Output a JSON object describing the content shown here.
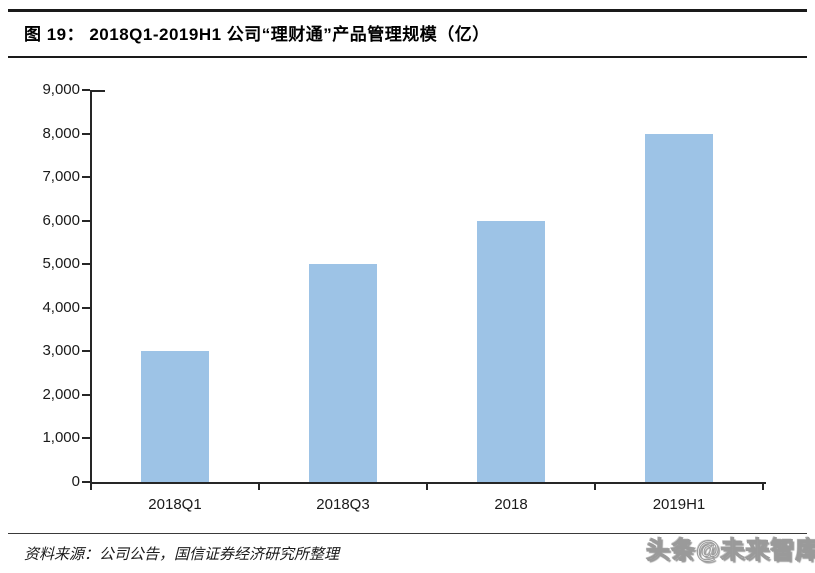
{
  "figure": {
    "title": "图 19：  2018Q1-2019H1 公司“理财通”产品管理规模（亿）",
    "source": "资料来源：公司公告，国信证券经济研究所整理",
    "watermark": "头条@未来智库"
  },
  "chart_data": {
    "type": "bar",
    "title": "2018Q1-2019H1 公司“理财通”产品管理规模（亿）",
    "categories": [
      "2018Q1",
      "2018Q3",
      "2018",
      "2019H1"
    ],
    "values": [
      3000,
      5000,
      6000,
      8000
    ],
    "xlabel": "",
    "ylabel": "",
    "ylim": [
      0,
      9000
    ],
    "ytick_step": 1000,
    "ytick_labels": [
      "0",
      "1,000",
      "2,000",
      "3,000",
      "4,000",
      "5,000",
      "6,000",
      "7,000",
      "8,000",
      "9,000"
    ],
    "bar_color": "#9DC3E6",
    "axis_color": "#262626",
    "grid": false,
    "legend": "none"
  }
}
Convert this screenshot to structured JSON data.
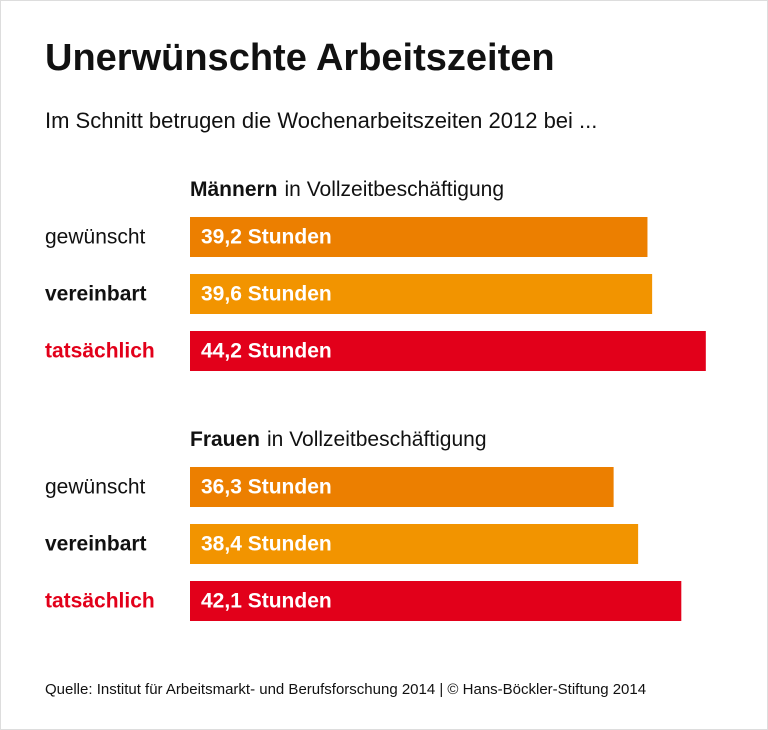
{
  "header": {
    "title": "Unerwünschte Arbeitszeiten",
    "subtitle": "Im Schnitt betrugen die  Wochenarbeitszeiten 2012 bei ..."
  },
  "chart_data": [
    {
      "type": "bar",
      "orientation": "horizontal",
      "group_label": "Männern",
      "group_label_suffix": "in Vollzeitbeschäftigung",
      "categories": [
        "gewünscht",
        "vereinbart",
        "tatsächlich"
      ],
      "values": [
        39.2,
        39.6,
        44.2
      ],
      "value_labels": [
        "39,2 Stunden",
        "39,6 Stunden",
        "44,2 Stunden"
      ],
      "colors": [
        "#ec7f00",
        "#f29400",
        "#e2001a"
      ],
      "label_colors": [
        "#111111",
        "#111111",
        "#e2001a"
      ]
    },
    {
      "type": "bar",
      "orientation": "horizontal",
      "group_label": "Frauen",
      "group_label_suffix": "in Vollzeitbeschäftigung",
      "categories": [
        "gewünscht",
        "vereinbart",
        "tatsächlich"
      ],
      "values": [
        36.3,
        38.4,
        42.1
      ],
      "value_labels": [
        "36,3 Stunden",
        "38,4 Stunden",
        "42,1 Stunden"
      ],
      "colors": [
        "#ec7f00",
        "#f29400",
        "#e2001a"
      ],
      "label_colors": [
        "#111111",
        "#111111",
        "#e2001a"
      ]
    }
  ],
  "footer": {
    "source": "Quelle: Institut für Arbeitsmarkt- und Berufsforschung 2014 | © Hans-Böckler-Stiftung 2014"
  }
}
● ● ● ● ●
Your task is to return the entries above exactly, with no pictures.

Output a JSON object describing the content shown here.
{
  "figure": {
    "title": "图 19：  2018Q1-2019H1 公司“理财通”产品管理规模（亿）",
    "source": "资料来源：公司公告，国信证券经济研究所整理",
    "watermark": "头条@未来智库"
  },
  "chart_data": {
    "type": "bar",
    "title": "2018Q1-2019H1 公司“理财通”产品管理规模（亿）",
    "categories": [
      "2018Q1",
      "2018Q3",
      "2018",
      "2019H1"
    ],
    "values": [
      3000,
      5000,
      6000,
      8000
    ],
    "xlabel": "",
    "ylabel": "",
    "ylim": [
      0,
      9000
    ],
    "ytick_step": 1000,
    "ytick_labels": [
      "0",
      "1,000",
      "2,000",
      "3,000",
      "4,000",
      "5,000",
      "6,000",
      "7,000",
      "8,000",
      "9,000"
    ],
    "bar_color": "#9DC3E6",
    "axis_color": "#262626",
    "grid": false,
    "legend": "none"
  }
}
Convert this screenshot to structured JSON data.
{
  "header": {
    "title": "Unerwünschte Arbeitszeiten",
    "subtitle": "Im Schnitt betrugen die  Wochenarbeitszeiten 2012 bei ..."
  },
  "chart_data": [
    {
      "type": "bar",
      "orientation": "horizontal",
      "group_label": "Männern",
      "group_label_suffix": "in Vollzeitbeschäftigung",
      "categories": [
        "gewünscht",
        "vereinbart",
        "tatsächlich"
      ],
      "values": [
        39.2,
        39.6,
        44.2
      ],
      "value_labels": [
        "39,2 Stunden",
        "39,6 Stunden",
        "44,2 Stunden"
      ],
      "colors": [
        "#ec7f00",
        "#f29400",
        "#e2001a"
      ],
      "label_colors": [
        "#111111",
        "#111111",
        "#e2001a"
      ]
    },
    {
      "type": "bar",
      "orientation": "horizontal",
      "group_label": "Frauen",
      "group_label_suffix": "in Vollzeitbeschäftigung",
      "categories": [
        "gewünscht",
        "vereinbart",
        "tatsächlich"
      ],
      "values": [
        36.3,
        38.4,
        42.1
      ],
      "value_labels": [
        "36,3 Stunden",
        "38,4 Stunden",
        "42,1 Stunden"
      ],
      "colors": [
        "#ec7f00",
        "#f29400",
        "#e2001a"
      ],
      "label_colors": [
        "#111111",
        "#111111",
        "#e2001a"
      ]
    }
  ],
  "footer": {
    "source": "Quelle: Institut für Arbeitsmarkt- und Berufsforschung 2014 | © Hans-Böckler-Stiftung 2014"
  }
}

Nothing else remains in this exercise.